**Goal of the exercise**
Set the listing down again exactly, please, apart from its pictures.

**Exercise input**

================================

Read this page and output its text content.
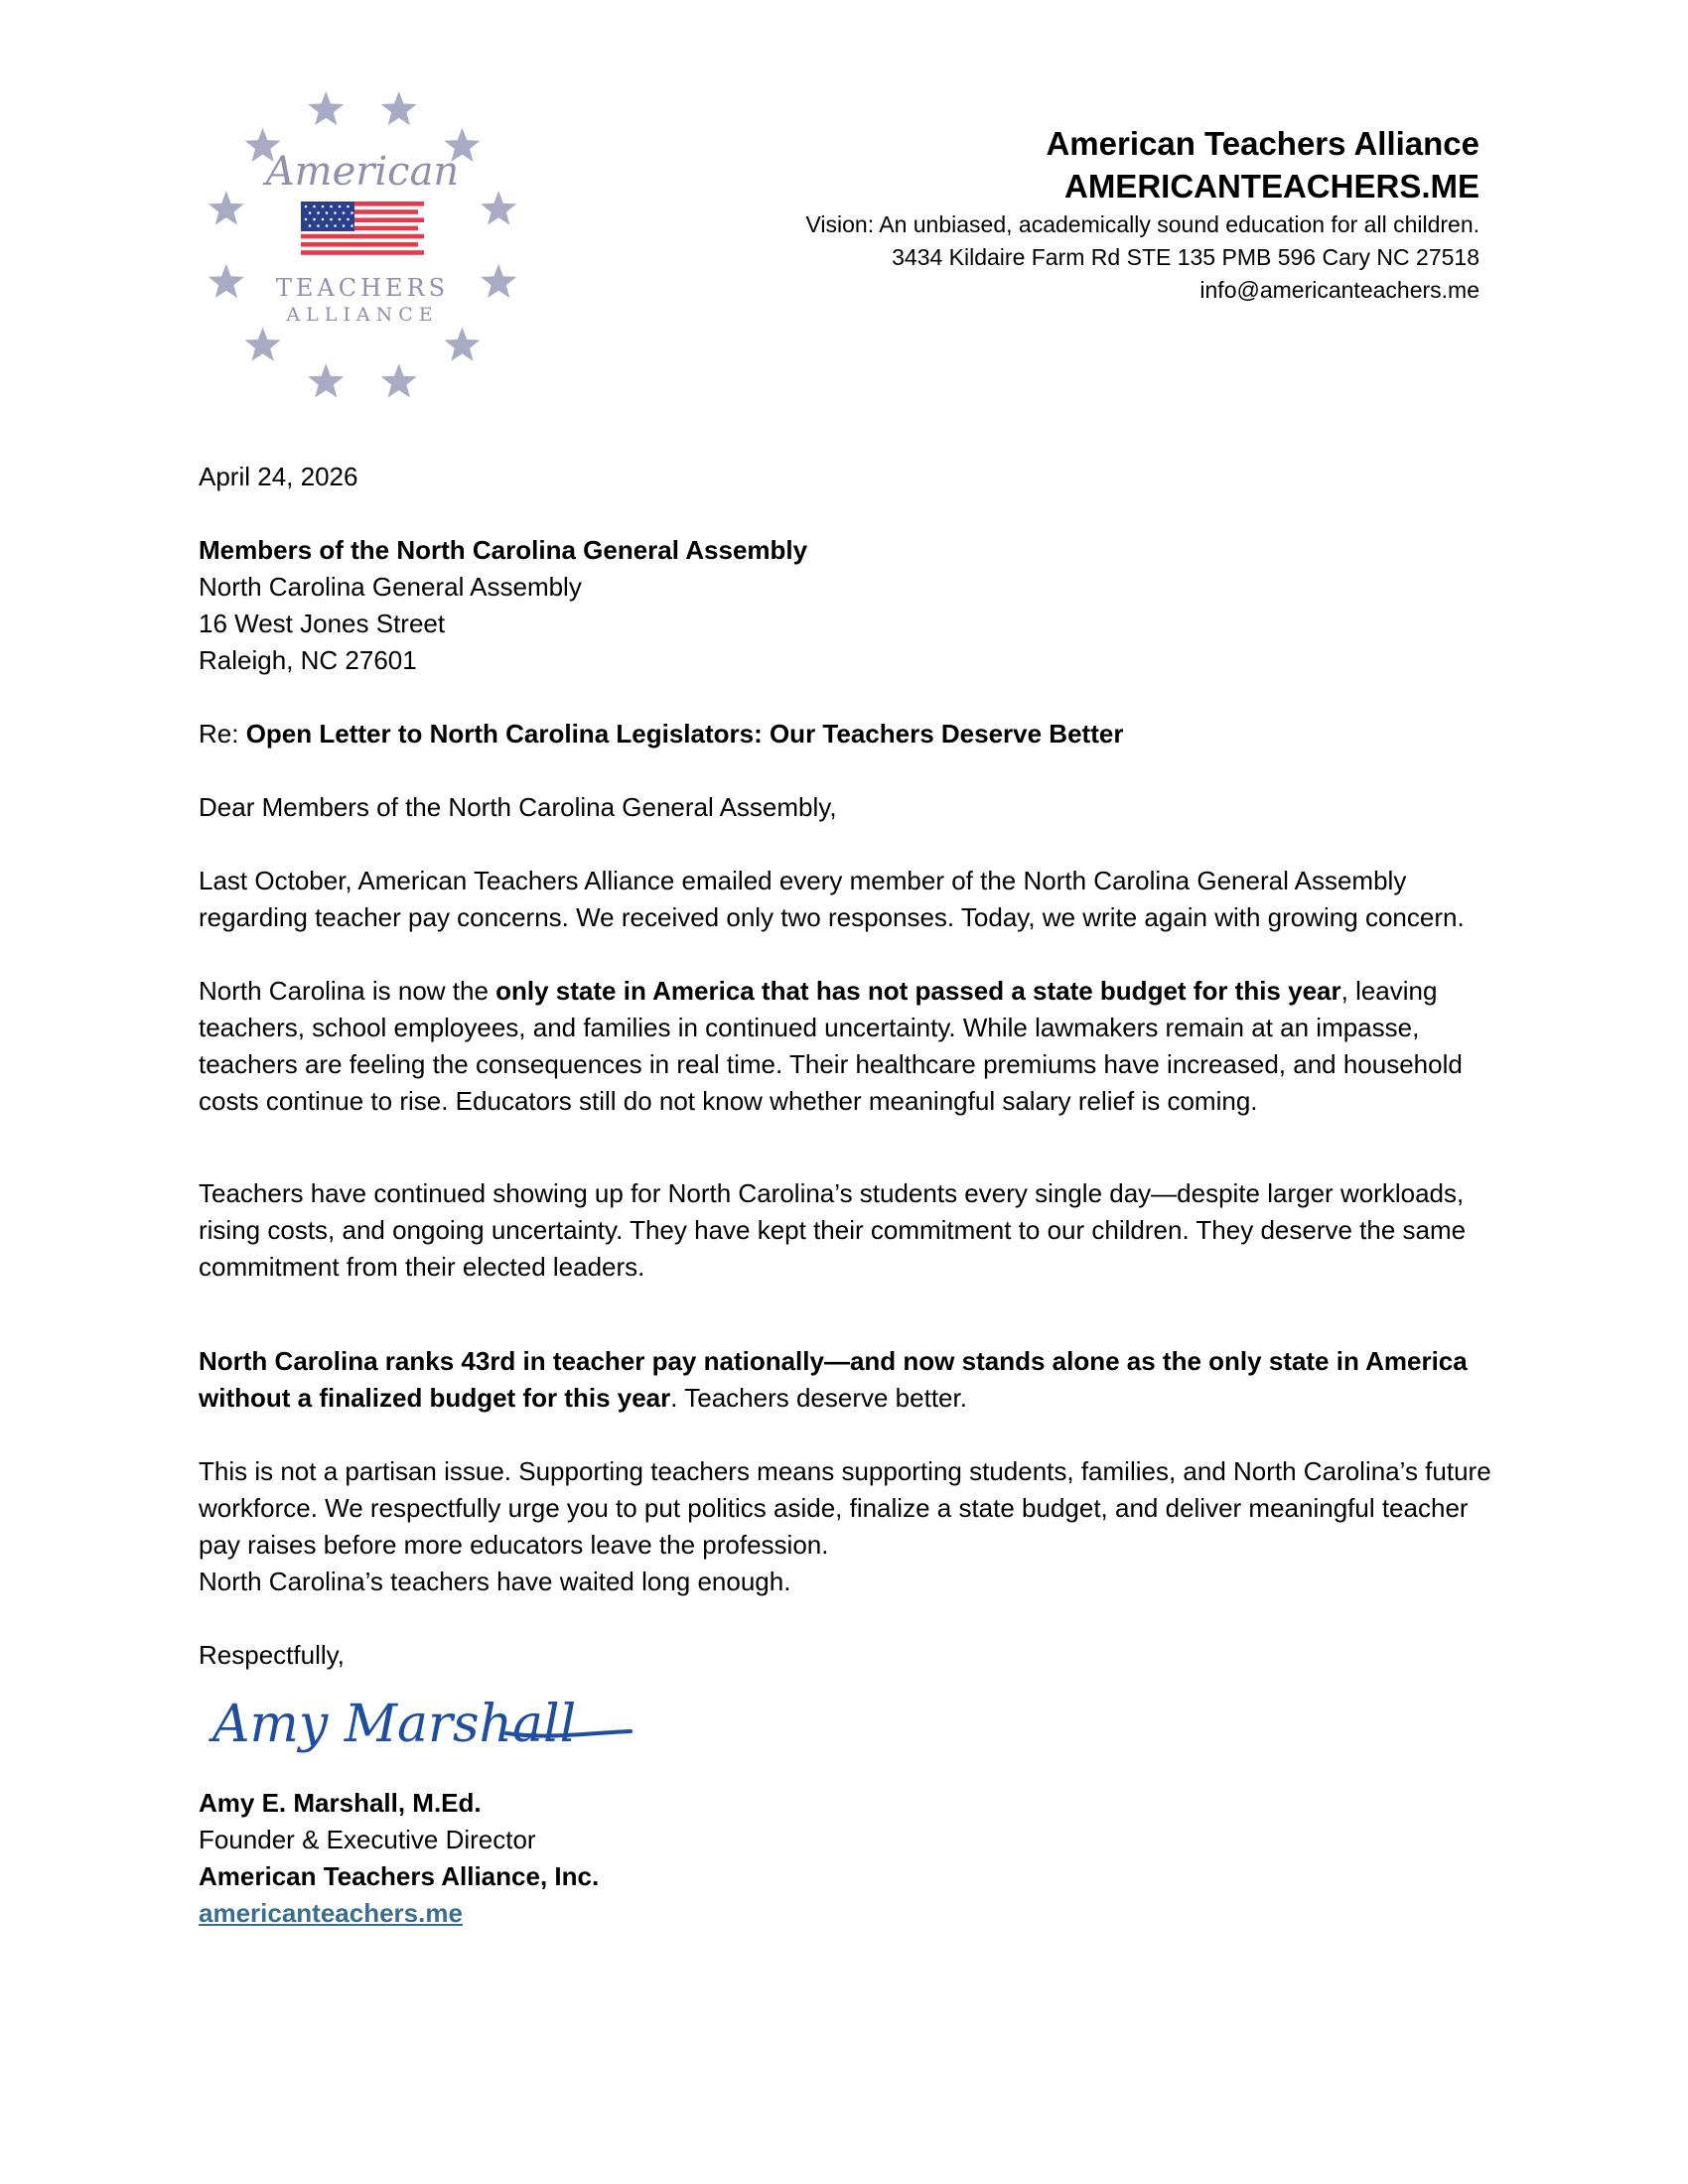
American
TEACHERS
ALLIANCE
American Teachers Alliance
AMERICANTEACHERS.ME
Vision: An unbiased, academically sound education for all children.
3434 Kildaire Farm Rd STE 135 PMB 596 Cary NC 27518
info@americanteachers.me

April 24, 2026

Members of the North Carolina General Assembly

North Carolina General Assembly

16 West Jones Street

Raleigh, NC 27601

Re: Open Letter to North Carolina Legislators: Our Teachers Deserve Better

Dear Members of the North Carolina General Assembly,

Last October, American Teachers Alliance emailed every member of the North Carolina General Assembly regarding teacher pay concerns. We received only two responses. Today, we write again with growing concern.

North Carolina is now the only state in America that has not passed a state budget for this year, leaving teachers, school employees, and families in continued uncertainty. While lawmakers remain at an impasse, teachers are feeling the consequences in real time. Their healthcare premiums have increased, and household costs continue to rise. Educators still do not know whether meaningful salary relief is coming.

Teachers have continued showing up for North Carolina’s students every single day—despite larger workloads, rising costs, and ongoing uncertainty. They have kept their commitment to our children. They deserve the same commitment from their elected leaders.

North Carolina ranks 43rd in teacher pay nationally—and now stands alone as the only state in America without a finalized budget for this year. Teachers deserve better.

This is not a partisan issue. Supporting teachers means supporting students, families, and North Carolina’s future workforce. We respectfully urge you to put politics aside, finalize a state budget, and deliver meaningful teacher pay raises before more educators leave the profession.
North Carolina’s teachers have waited long enough.

Respectfully,

Amy Marshall

Amy E. Marshall, M.Ed.

Founder & Executive Director

American Teachers Alliance, Inc.

americanteachers.me
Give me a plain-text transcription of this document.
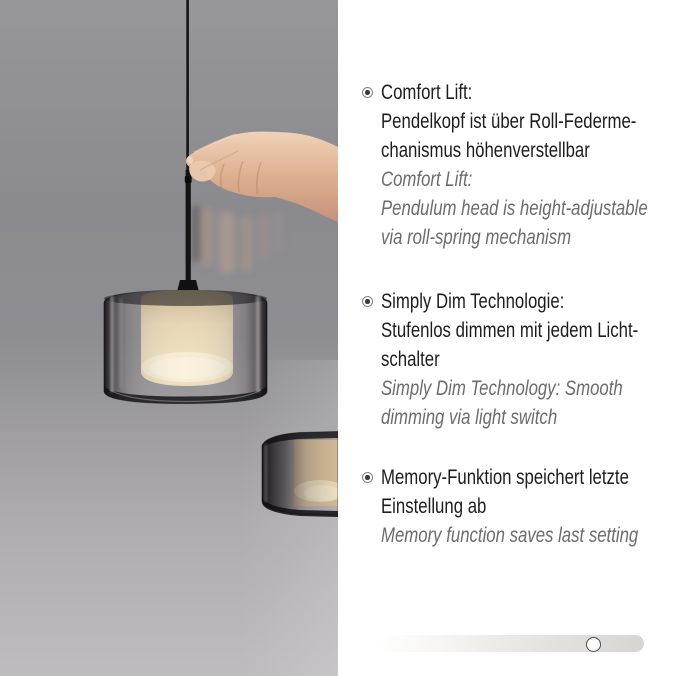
Comfort Lift:
Pendelkopf ist über Roll-Federme-
chanismus höhenverstellbar
Comfort Lift:
Pendulum head is height-adjustable
via roll-spring mechanism
Simply Dim Technologie:
Stufenlos dimmen mit jedem Licht-
schalter
Simply Dim Technology: Smooth
dimming via light switch
Memory-Funktion speichert letzte
Einstellung ab
Memory function saves last setting
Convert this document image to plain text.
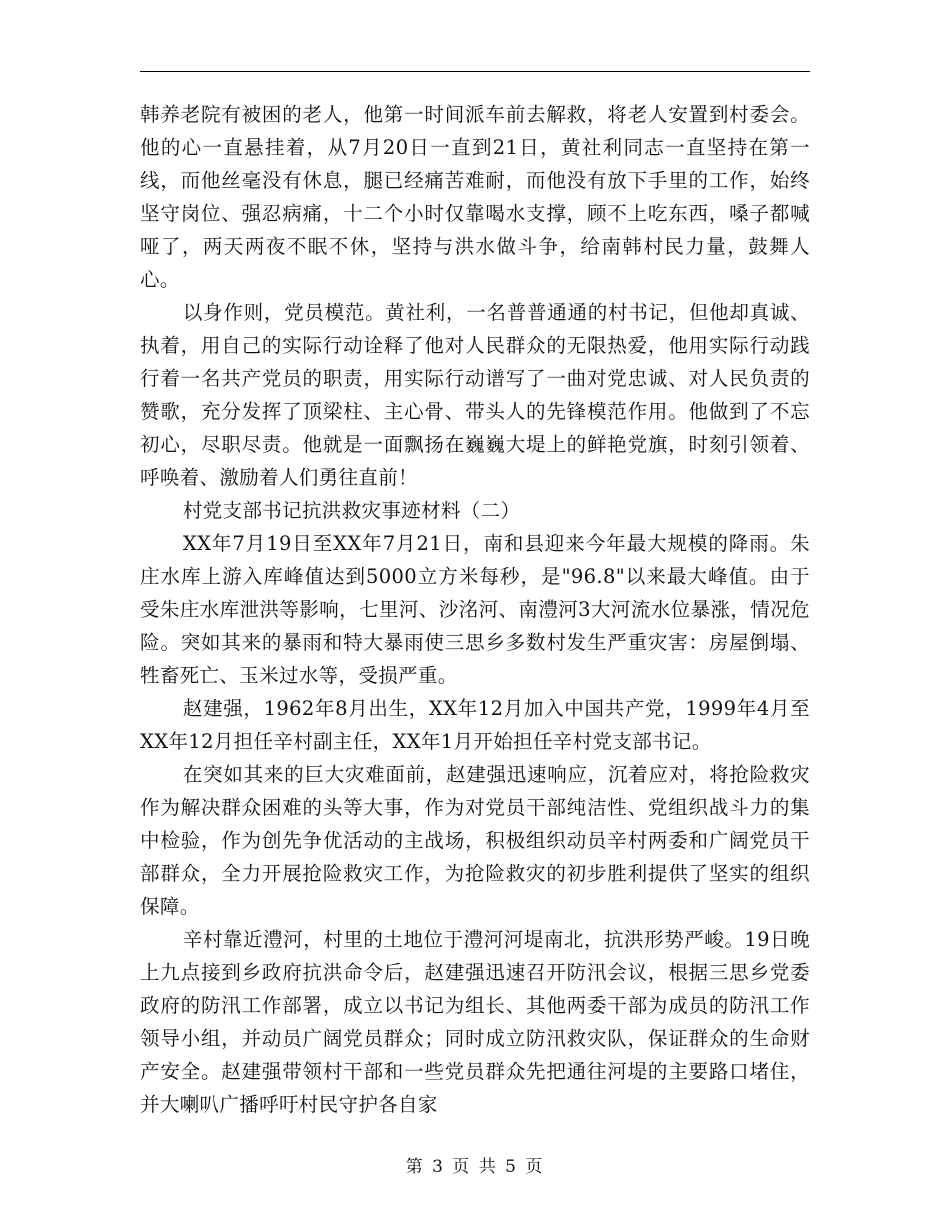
韩养老院有被困的老人，他第一时间派车前去解救，将老人安置到村委会。他的心一直悬挂着，从7月20日一直到21日，黄社利同志一直坚持在第一线，而他丝毫没有休息，腿已经痛苦难耐，而他没有放下手里的工作，始终坚守岗位、强忍病痛，十二个小时仅靠喝水支撑，顾不上吃东西，嗓子都喊哑了，两天两夜不眠不休，坚持与洪水做斗争，给南韩村民力量，鼓舞人心。

以身作则，党员模范。黄社利，一名普普通通的村书记，但他却真诚、执着，用自己的实际行动诠释了他对人民群众的无限热爱，他用实际行动践行着一名共产党员的职责，用实际行动谱写了一曲对党忠诚、对人民负责的赞歌，充分发挥了顶梁柱、主心骨、带头人的先锋模范作用。他做到了不忘初心，尽职尽责。他就是一面飘扬在巍巍大堤上的鲜艳党旗，时刻引领着、呼唤着、激励着人们勇往直前！

村党支部书记抗洪救灾事迹材料（二）

XX年7月19日至XX年7月21日，南和县迎来今年最大规模的降雨。朱庄水库上游入库峰值达到5000立方米每秒，是"96.8"以来最大峰值。由于受朱庄水库泄洪等影响，七里河、沙洺河、南澧河3大河流水位暴涨，情况危险。突如其来的暴雨和特大暴雨使三思乡多数村发生严重灾害：房屋倒塌、牲畜死亡、玉米过水等，受损严重。

赵建强，1962年8月出生，XX年12月加入中国共产党，1999年4月至XX年12月担任辛村副主任，XX年1月开始担任辛村党支部书记。

在突如其来的巨大灾难面前，赵建强迅速响应，沉着应对，将抢险救灾作为解决群众困难的头等大事，作为对党员干部纯洁性、党组织战斗力的集中检验，作为创先争优活动的主战场，积极组织动员辛村两委和广阔党员干部群众，全力开展抢险救灾工作，为抢险救灾的初步胜利提供了坚实的组织保障。

辛村靠近澧河，村里的土地位于澧河河堤南北，抗洪形势严峻。19日晚上九点接到乡政府抗洪命令后，赵建强迅速召开防汛会议，根据三思乡党委政府的防汛工作部署，成立以书记为组长、其他两委干部为成员的防汛工作领导小组，并动员广阔党员群众；同时成立防汛救灾队，保证群众的生命财产安全。赵建强带领村干部和一些党员群众先把通往河堤的主要路口堵住，并大喇叭广播呼吁村民守护各自家

第 3 页 共 5 页
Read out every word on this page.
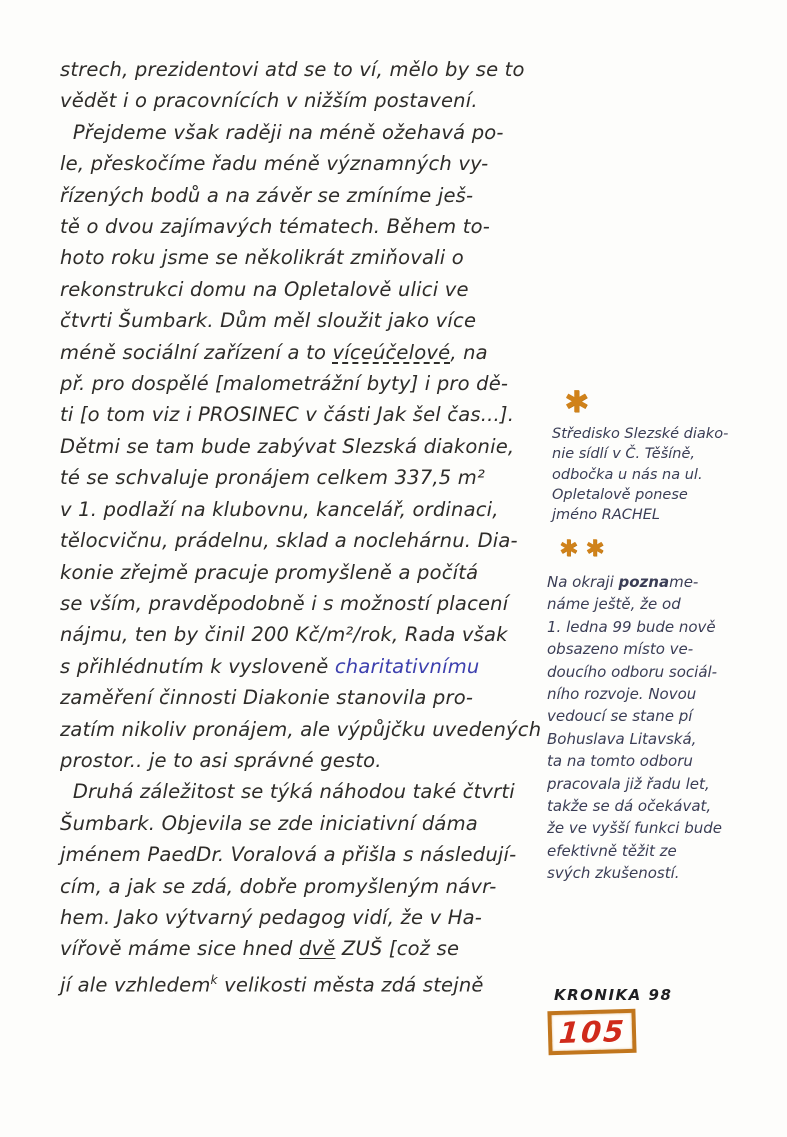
strech, prezidentovi atd se to ví, mělo by se to
vědět i o pracovnících v nižším postavení.
Přejdeme však raději na méně ožehavá po-
le, přeskočíme řadu méně významných vy-
řízených bodů a na závěr se zmíníme ješ-
tě o dvou zajímavých tématech. Během to-
hoto roku jsme se několikrát zmiňovali o
rekonstrukci domu na Opletalově ulici ve
čtvrti Šumbark. Dům měl sloužit jako více
méně sociální zařízení a to víceúčelové, na
př. pro dospělé [malometrážní byty] i pro dě-
ti [o tom viz i PROSINEC v části Jak šel čas...].
Dětmi se tam bude zabývat Slezská diakonie,
té se schvaluje pronájem celkem 337,5 m²
v 1. podlaží na klubovnu, kancelář, ordinaci,
tělocvičnu, prádelnu, sklad a noclehárnu. Dia-
konie zřejmě pracuje promyšleně a počítá
se vším, pravděpodobně i s možností placení
nájmu, ten by činil 200 Kč/m²/rok, Rada však
s přihlédnutím k vysloveně charitativnímu
zaměření činnosti Diakonie stanovila pro-
zatím nikoliv pronájem, ale výpůjčku uvedených
prostor.. je to asi správné gesto.
Druhá záležitost se týká náhodou také čtvrti
Šumbark. Objevila se zde iniciativní dáma
jménem PaedDr. Voralová a přišla s následují-
cím, a jak se zdá, dobře promyšleným návr-
hem. Jako výtvarný pedagog vidí, že v Ha-
vířově máme sice hned dvě ZUŠ [což se
jí ale vzhledem$^k$ velikosti města zdá stejně
✱
Středisko Slezské diako-
nie sídlí v Č. Těšíně,
odbočka u nás na ul.
Opletalově ponese
jméno RACHEL
✱✱
Na okraji pozname-
náme ještě, že od
1. ledna 99 bude nově
obsazeno místo ve-
doucího odboru sociál-
ního rozvoje. Novou
vedoucí se stane pí
Bohuslava Litavská,
ta na tomto odboru
pracovala již řadu let,
takže se dá očekávat,
že ve vyšší funkci bude
efektivně těžit ze
svých zkušeností.
KRONIKA 98
105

================================

**Answer to the task**
Read this page and output its text content.
American
TEACHERS
ALLIANCE
American Teachers Alliance
AMERICANTEACHERS.ME
Vision: An unbiased, academically sound education for all children.
3434 Kildaire Farm Rd STE 135 PMB 596 Cary NC 27518
info@americanteachers.me

April 24, 2026

Members of the North Carolina General Assembly

North Carolina General Assembly

16 West Jones Street

Raleigh, NC 27601

Re: Open Letter to North Carolina Legislators: Our Teachers Deserve Better

Dear Members of the North Carolina General Assembly,

Last October, American Teachers Alliance emailed every member of the North Carolina General Assembly regarding teacher pay concerns. We received only two responses. Today, we write again with growing concern.

North Carolina is now the only state in America that has not passed a state budget for this year, leaving teachers, school employees, and families in continued uncertainty. While lawmakers remain at an impasse, teachers are feeling the consequences in real time. Their healthcare premiums have increased, and household costs continue to rise. Educators still do not know whether meaningful salary relief is coming.

Teachers have continued showing up for North Carolina’s students every single day—despite larger workloads, rising costs, and ongoing uncertainty. They have kept their commitment to our children. They deserve the same commitment from their elected leaders.

North Carolina ranks 43rd in teacher pay nationally—and now stands alone as the only state in America without a finalized budget for this year. Teachers deserve better.

This is not a partisan issue. Supporting teachers means supporting students, families, and North Carolina’s future workforce. We respectfully urge you to put politics aside, finalize a state budget, and deliver meaningful teacher pay raises before more educators leave the profession.
North Carolina’s teachers have waited long enough.

Respectfully,

Amy Marshall

Amy E. Marshall, M.Ed.

Founder & Executive Director

American Teachers Alliance, Inc.

americanteachers.me
Give me a plain-text transcription of this document.
Comfort Lift:
Pendelkopf ist über Roll-Federme-
chanismus höhenverstellbar
Comfort Lift:
Pendulum head is height-adjustable
via roll-spring mechanism
Simply Dim Technologie:
Stufenlos dimmen mit jedem Licht-
schalter
Simply Dim Technology: Smooth
dimming via light switch
Memory-Funktion speichert letzte
Einstellung ab
Memory function saves last setting
Convert this document image to plain text.
韩养老院有被困的老人，他第一时间派车前去解救，将老人安置到村委会。他的心一直悬挂着，从7月20日一直到21日，黄社利同志一直坚持在第一线，而他丝毫没有休息，腿已经痛苦难耐，而他没有放下手里的工作，始终坚守岗位、强忍病痛，十二个小时仅靠喝水支撑，顾不上吃东西，嗓子都喊哑了，两天两夜不眠不休，坚持与洪水做斗争，给南韩村民力量，鼓舞人心。

以身作则，党员模范。黄社利，一名普普通通的村书记，但他却真诚、执着，用自己的实际行动诠释了他对人民群众的无限热爱，他用实际行动践行着一名共产党员的职责，用实际行动谱写了一曲对党忠诚、对人民负责的赞歌，充分发挥了顶梁柱、主心骨、带头人的先锋模范作用。他做到了不忘初心，尽职尽责。他就是一面飘扬在巍巍大堤上的鲜艳党旗，时刻引领着、呼唤着、激励着人们勇往直前！

村党支部书记抗洪救灾事迹材料（二）

XX年7月19日至XX年7月21日，南和县迎来今年最大规模的降雨。朱庄水库上游入库峰值达到5000立方米每秒，是"96.8"以来最大峰值。由于受朱庄水库泄洪等影响，七里河、沙洺河、南澧河3大河流水位暴涨，情况危险。突如其来的暴雨和特大暴雨使三思乡多数村发生严重灾害：房屋倒塌、牲畜死亡、玉米过水等，受损严重。

赵建强，1962年8月出生，XX年12月加入中国共产党，1999年4月至XX年12月担任辛村副主任，XX年1月开始担任辛村党支部书记。

在突如其来的巨大灾难面前，赵建强迅速响应，沉着应对，将抢险救灾作为解决群众困难的头等大事，作为对党员干部纯洁性、党组织战斗力的集中检验，作为创先争优活动的主战场，积极组织动员辛村两委和广阔党员干部群众，全力开展抢险救灾工作，为抢险救灾的初步胜利提供了坚实的组织保障。

辛村靠近澧河，村里的土地位于澧河河堤南北，抗洪形势严峻。19日晚上九点接到乡政府抗洪命令后，赵建强迅速召开防汛会议，根据三思乡党委政府的防汛工作部署，成立以书记为组长、其他两委干部为成员的防汛工作领导小组，并动员广阔党员群众；同时成立防汛救灾队，保证群众的生命财产安全。赵建强带领村干部和一些党员群众先把通往河堤的主要路口堵住，并大喇叭广播呼吁村民守护各自家

第 3 页 共 5 页
Read out every word on this page.
strech, prezidentovi atd se to ví, mělo by se to
vědět i o pracovnících v nižším postavení.
Přejdeme však raději na méně ožehavá po-
le, přeskočíme řadu méně významných vy-
řízených bodů a na závěr se zmíníme ješ-
tě o dvou zajímavých tématech. Během to-
hoto roku jsme se několikrát zmiňovali o
rekonstrukci domu na Opletalově ulici ve
čtvrti Šumbark. Dům měl sloužit jako více
méně sociální zařízení a to víceúčelové, na
př. pro dospělé [malometrážní byty] i pro dě-
ti [o tom viz i PROSINEC v části Jak šel čas...].
Dětmi se tam bude zabývat Slezská diakonie,
té se schvaluje pronájem celkem 337,5 m²
v 1. podlaží na klubovnu, kancelář, ordinaci,
tělocvičnu, prádelnu, sklad a noclehárnu. Dia-
konie zřejmě pracuje promyšleně a počítá
se vším, pravděpodobně i s možností placení
nájmu, ten by činil 200 Kč/m²/rok, Rada však
s přihlédnutím k vysloveně charitativnímu
zaměření činnosti Diakonie stanovila pro-
zatím nikoliv pronájem, ale výpůjčku uvedených
prostor.. je to asi správné gesto.
Druhá záležitost se týká náhodou také čtvrti
Šumbark. Objevila se zde iniciativní dáma
jménem PaedDr. Voralová a přišla s následují-
cím, a jak se zdá, dobře promyšleným návr-
hem. Jako výtvarný pedagog vidí, že v Ha-
vířově máme sice hned dvě ZUŠ [což se
jí ale vzhledem$^k$ velikosti města zdá stejně
✱
Středisko Slezské diako-
nie sídlí v Č. Těšíně,
odbočka u nás na ul.
Opletalově ponese
jméno RACHEL
✱✱
Na okraji pozname-
náme ještě, že od
1. ledna 99 bude nově
obsazeno místo ve-
doucího odboru sociál-
ního rozvoje. Novou
vedoucí se stane pí
Bohuslava Litavská,
ta na tomto odboru
pracovala již řadu let,
takže se dá očekávat,
že ve vyšší funkci bude
efektivně těžit ze
svých zkušeností.
KRONIKA 98
105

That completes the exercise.